* Records to use
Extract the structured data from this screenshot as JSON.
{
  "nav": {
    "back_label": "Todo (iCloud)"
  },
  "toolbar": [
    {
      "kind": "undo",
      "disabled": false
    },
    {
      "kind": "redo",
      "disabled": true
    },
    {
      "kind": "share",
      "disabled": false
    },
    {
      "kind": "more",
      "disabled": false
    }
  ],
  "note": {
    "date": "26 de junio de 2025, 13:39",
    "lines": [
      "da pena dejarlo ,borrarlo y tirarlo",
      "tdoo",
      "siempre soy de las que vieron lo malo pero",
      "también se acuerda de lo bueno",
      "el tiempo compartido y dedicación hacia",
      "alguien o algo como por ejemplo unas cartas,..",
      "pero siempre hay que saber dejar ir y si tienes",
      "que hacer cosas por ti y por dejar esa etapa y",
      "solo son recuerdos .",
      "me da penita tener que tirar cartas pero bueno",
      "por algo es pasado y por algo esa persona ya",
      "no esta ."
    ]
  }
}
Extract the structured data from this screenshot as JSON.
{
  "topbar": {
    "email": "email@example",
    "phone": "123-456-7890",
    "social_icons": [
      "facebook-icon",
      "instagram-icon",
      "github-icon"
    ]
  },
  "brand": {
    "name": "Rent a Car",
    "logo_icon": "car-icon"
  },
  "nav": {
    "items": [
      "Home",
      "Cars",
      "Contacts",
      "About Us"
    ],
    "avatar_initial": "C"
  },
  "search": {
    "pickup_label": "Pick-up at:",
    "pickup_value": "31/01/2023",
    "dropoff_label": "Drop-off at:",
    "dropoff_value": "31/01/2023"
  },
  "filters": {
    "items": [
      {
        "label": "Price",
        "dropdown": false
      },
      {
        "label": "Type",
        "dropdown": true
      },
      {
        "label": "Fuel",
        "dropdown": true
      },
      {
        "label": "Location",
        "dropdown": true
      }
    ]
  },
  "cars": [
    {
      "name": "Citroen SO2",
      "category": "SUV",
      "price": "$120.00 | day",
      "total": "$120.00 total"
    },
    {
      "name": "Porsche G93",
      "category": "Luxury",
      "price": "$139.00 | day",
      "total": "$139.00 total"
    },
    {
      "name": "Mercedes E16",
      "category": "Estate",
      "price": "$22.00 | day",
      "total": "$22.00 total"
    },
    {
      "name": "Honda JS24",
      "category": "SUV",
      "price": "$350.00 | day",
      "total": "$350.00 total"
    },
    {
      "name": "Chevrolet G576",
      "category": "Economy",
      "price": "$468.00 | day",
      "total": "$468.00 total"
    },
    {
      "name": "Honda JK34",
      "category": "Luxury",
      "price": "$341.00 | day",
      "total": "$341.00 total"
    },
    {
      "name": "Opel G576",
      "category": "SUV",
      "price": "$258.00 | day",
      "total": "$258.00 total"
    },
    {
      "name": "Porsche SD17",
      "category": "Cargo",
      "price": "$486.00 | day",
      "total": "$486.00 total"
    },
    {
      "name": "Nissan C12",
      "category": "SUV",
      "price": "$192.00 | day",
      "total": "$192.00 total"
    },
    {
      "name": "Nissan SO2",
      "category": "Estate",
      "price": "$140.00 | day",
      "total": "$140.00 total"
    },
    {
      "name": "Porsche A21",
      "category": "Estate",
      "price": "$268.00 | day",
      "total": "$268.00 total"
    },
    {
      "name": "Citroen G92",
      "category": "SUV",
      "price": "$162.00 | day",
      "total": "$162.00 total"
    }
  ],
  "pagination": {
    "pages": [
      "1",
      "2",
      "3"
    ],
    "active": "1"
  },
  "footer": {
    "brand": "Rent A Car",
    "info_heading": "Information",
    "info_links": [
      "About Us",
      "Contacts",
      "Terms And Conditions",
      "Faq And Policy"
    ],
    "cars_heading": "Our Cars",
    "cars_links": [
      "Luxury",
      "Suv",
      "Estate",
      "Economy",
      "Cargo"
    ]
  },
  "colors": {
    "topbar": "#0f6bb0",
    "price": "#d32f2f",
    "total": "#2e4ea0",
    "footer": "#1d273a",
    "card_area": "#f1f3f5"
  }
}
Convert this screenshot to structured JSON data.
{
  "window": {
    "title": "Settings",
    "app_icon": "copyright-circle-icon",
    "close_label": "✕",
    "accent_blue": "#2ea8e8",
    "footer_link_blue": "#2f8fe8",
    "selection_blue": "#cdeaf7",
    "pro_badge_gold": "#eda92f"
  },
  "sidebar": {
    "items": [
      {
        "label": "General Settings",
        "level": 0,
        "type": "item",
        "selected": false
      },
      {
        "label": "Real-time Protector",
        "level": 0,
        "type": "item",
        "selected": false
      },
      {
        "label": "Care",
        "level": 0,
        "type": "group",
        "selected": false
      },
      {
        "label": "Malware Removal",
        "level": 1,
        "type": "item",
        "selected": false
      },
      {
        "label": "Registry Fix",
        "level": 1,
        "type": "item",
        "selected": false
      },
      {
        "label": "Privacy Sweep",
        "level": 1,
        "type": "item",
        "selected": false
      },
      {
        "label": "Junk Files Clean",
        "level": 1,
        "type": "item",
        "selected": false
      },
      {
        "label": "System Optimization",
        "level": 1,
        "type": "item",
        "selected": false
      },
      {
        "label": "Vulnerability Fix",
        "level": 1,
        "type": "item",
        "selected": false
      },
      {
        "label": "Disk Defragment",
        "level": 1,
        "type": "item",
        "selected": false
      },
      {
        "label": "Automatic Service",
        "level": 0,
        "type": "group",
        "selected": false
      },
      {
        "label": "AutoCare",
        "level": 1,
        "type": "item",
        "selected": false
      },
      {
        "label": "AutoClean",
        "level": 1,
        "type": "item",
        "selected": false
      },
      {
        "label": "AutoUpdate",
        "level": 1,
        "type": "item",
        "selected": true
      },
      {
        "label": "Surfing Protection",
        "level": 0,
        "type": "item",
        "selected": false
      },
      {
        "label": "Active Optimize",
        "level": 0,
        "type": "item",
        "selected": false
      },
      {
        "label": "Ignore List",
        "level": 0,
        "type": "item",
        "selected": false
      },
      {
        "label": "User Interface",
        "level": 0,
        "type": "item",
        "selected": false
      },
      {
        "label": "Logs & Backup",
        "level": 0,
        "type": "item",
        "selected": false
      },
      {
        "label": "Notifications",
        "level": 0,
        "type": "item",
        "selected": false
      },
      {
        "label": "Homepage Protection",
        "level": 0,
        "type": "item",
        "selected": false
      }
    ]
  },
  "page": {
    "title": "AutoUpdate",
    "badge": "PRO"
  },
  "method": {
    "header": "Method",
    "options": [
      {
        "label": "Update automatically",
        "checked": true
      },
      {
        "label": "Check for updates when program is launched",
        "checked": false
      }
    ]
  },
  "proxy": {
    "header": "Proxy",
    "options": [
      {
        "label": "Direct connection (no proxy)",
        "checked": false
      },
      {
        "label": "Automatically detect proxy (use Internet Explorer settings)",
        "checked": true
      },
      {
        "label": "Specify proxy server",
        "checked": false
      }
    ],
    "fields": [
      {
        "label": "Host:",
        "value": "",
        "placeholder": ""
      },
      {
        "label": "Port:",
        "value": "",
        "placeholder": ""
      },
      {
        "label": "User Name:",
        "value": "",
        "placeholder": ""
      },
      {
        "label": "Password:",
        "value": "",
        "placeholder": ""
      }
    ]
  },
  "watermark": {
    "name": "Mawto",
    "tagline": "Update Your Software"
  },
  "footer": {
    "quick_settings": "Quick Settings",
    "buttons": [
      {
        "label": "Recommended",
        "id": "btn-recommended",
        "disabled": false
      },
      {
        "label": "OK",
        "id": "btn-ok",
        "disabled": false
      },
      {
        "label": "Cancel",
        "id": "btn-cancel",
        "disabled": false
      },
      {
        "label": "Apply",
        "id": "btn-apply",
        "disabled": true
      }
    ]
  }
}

* Exercise
Every record above needs to be repeated word for word.

* Correct response
Extract the structured data from this screenshot as JSON.
{
  "nav": {
    "back_label": "Todo (iCloud)"
  },
  "toolbar": [
    {
      "kind": "undo",
      "disabled": false
    },
    {
      "kind": "redo",
      "disabled": true
    },
    {
      "kind": "share",
      "disabled": false
    },
    {
      "kind": "more",
      "disabled": false
    }
  ],
  "note": {
    "date": "26 de junio de 2025, 13:39",
    "lines": [
      "da pena dejarlo ,borrarlo y tirarlo",
      "tdoo",
      "siempre soy de las que vieron lo malo pero",
      "también se acuerda de lo bueno",
      "el tiempo compartido y dedicación hacia",
      "alguien o algo como por ejemplo unas cartas,..",
      "pero siempre hay que saber dejar ir y si tienes",
      "que hacer cosas por ti y por dejar esa etapa y",
      "solo son recuerdos .",
      "me da penita tener que tirar cartas pero bueno",
      "por algo es pasado y por algo esa persona ya",
      "no esta ."
    ]
  }
}
Extract the structured data from this screenshot as JSON.
{
  "topbar": {
    "email": "email@example",
    "phone": "123-456-7890",
    "social_icons": [
      "facebook-icon",
      "instagram-icon",
      "github-icon"
    ]
  },
  "brand": {
    "name": "Rent a Car",
    "logo_icon": "car-icon"
  },
  "nav": {
    "items": [
      "Home",
      "Cars",
      "Contacts",
      "About Us"
    ],
    "avatar_initial": "C"
  },
  "search": {
    "pickup_label": "Pick-up at:",
    "pickup_value": "31/01/2023",
    "dropoff_label": "Drop-off at:",
    "dropoff_value": "31/01/2023"
  },
  "filters": {
    "items": [
      {
        "label": "Price",
        "dropdown": false
      },
      {
        "label": "Type",
        "dropdown": true
      },
      {
        "label": "Fuel",
        "dropdown": true
      },
      {
        "label": "Location",
        "dropdown": true
      }
    ]
  },
  "cars": [
    {
      "name": "Citroen SO2",
      "category": "SUV",
      "price": "$120.00 | day",
      "total": "$120.00 total"
    },
    {
      "name": "Porsche G93",
      "category": "Luxury",
      "price": "$139.00 | day",
      "total": "$139.00 total"
    },
    {
      "name": "Mercedes E16",
      "category": "Estate",
      "price": "$22.00 | day",
      "total": "$22.00 total"
    },
    {
      "name": "Honda JS24",
      "category": "SUV",
      "price": "$350.00 | day",
      "total": "$350.00 total"
    },
    {
      "name": "Chevrolet G576",
      "category": "Economy",
      "price": "$468.00 | day",
      "total": "$468.00 total"
    },
    {
      "name": "Honda JK34",
      "category": "Luxury",
      "price": "$341.00 | day",
      "total": "$341.00 total"
    },
    {
      "name": "Opel G576",
      "category": "SUV",
      "price": "$258.00 | day",
      "total": "$258.00 total"
    },
    {
      "name": "Porsche SD17",
      "category": "Cargo",
      "price": "$486.00 | day",
      "total": "$486.00 total"
    },
    {
      "name": "Nissan C12",
      "category": "SUV",
      "price": "$192.00 | day",
      "total": "$192.00 total"
    },
    {
      "name": "Nissan SO2",
      "category": "Estate",
      "price": "$140.00 | day",
      "total": "$140.00 total"
    },
    {
      "name": "Porsche A21",
      "category": "Estate",
      "price": "$268.00 | day",
      "total": "$268.00 total"
    },
    {
      "name": "Citroen G92",
      "category": "SUV",
      "price": "$162.00 | day",
      "total": "$162.00 total"
    }
  ],
  "pagination": {
    "pages": [
      "1",
      "2",
      "3"
    ],
    "active": "1"
  },
  "footer": {
    "brand": "Rent A Car",
    "info_heading": "Information",
    "info_links": [
      "About Us",
      "Contacts",
      "Terms And Conditions",
      "Faq And Policy"
    ],
    "cars_heading": "Our Cars",
    "cars_links": [
      "Luxury",
      "Suv",
      "Estate",
      "Economy",
      "Cargo"
    ]
  },
  "colors": {
    "topbar": "#0f6bb0",
    "price": "#d32f2f",
    "total": "#2e4ea0",
    "footer": "#1d273a",
    "card_area": "#f1f3f5"
  }
}
Convert this screenshot to structured JSON data.
{
  "window": {
    "title": "Settings",
    "app_icon": "copyright-circle-icon",
    "close_label": "✕",
    "accent_blue": "#2ea8e8",
    "footer_link_blue": "#2f8fe8",
    "selection_blue": "#cdeaf7",
    "pro_badge_gold": "#eda92f"
  },
  "sidebar": {
    "items": [
      {
        "label": "General Settings",
        "level": 0,
        "type": "item",
        "selected": false
      },
      {
        "label": "Real-time Protector",
        "level": 0,
        "type": "item",
        "selected": false
      },
      {
        "label": "Care",
        "level": 0,
        "type": "group",
        "selected": false
      },
      {
        "label": "Malware Removal",
        "level": 1,
        "type": "item",
        "selected": false
      },
      {
        "label": "Registry Fix",
        "level": 1,
        "type": "item",
        "selected": false
      },
      {
        "label": "Privacy Sweep",
        "level": 1,
        "type": "item",
        "selected": false
      },
      {
        "label": "Junk Files Clean",
        "level": 1,
        "type": "item",
        "selected": false
      },
      {
        "label": "System Optimization",
        "level": 1,
        "type": "item",
        "selected": false
      },
      {
        "label": "Vulnerability Fix",
        "level": 1,
        "type": "item",
        "selected": false
      },
      {
        "label": "Disk Defragment",
        "level": 1,
        "type": "item",
        "selected": false
      },
      {
        "label": "Automatic Service",
        "level": 0,
        "type": "group",
        "selected": false
      },
      {
        "label": "AutoCare",
        "level": 1,
        "type": "item",
        "selected": false
      },
      {
        "label": "AutoClean",
        "level": 1,
        "type": "item",
        "selected": false
      },
      {
        "label": "AutoUpdate",
        "level": 1,
        "type": "item",
        "selected": true
      },
      {
        "label": "Surfing Protection",
        "level": 0,
        "type": "item",
        "selected": false
      },
      {
        "label": "Active Optimize",
        "level": 0,
        "type": "item",
        "selected": false
      },
      {
        "label": "Ignore List",
        "level": 0,
        "type": "item",
        "selected": false
      },
      {
        "label": "User Interface",
        "level": 0,
        "type": "item",
        "selected": false
      },
      {
        "label": "Logs & Backup",
        "level": 0,
        "type": "item",
        "selected": false
      },
      {
        "label": "Notifications",
        "level": 0,
        "type": "item",
        "selected": false
      },
      {
        "label": "Homepage Protection",
        "level": 0,
        "type": "item",
        "selected": false
      }
    ]
  },
  "page": {
    "title": "AutoUpdate",
    "badge": "PRO"
  },
  "method": {
    "header": "Method",
    "options": [
      {
        "label": "Update automatically",
        "checked": true
      },
      {
        "label": "Check for updates when program is launched",
        "checked": false
      }
    ]
  },
  "proxy": {
    "header": "Proxy",
    "options": [
      {
        "label": "Direct connection (no proxy)",
        "checked": false
      },
      {
        "label": "Automatically detect proxy (use Internet Explorer settings)",
        "checked": true
      },
      {
        "label": "Specify proxy server",
        "checked": false
      }
    ],
    "fields": [
      {
        "label": "Host:",
        "value": "",
        "placeholder": ""
      },
      {
        "label": "Port:",
        "value": "",
        "placeholder": ""
      },
      {
        "label": "User Name:",
        "value": "",
        "placeholder": ""
      },
      {
        "label": "Password:",
        "value": "",
        "placeholder": ""
      }
    ]
  },
  "watermark": {
    "name": "Mawto",
    "tagline": "Update Your Software"
  },
  "footer": {
    "quick_settings": "Quick Settings",
    "buttons": [
      {
        "label": "Recommended",
        "id": "btn-recommended",
        "disabled": false
      },
      {
        "label": "OK",
        "id": "btn-ok",
        "disabled": false
      },
      {
        "label": "Cancel",
        "id": "btn-cancel",
        "disabled": false
      },
      {
        "label": "Apply",
        "id": "btn-apply",
        "disabled": true
      }
    ]
  }
}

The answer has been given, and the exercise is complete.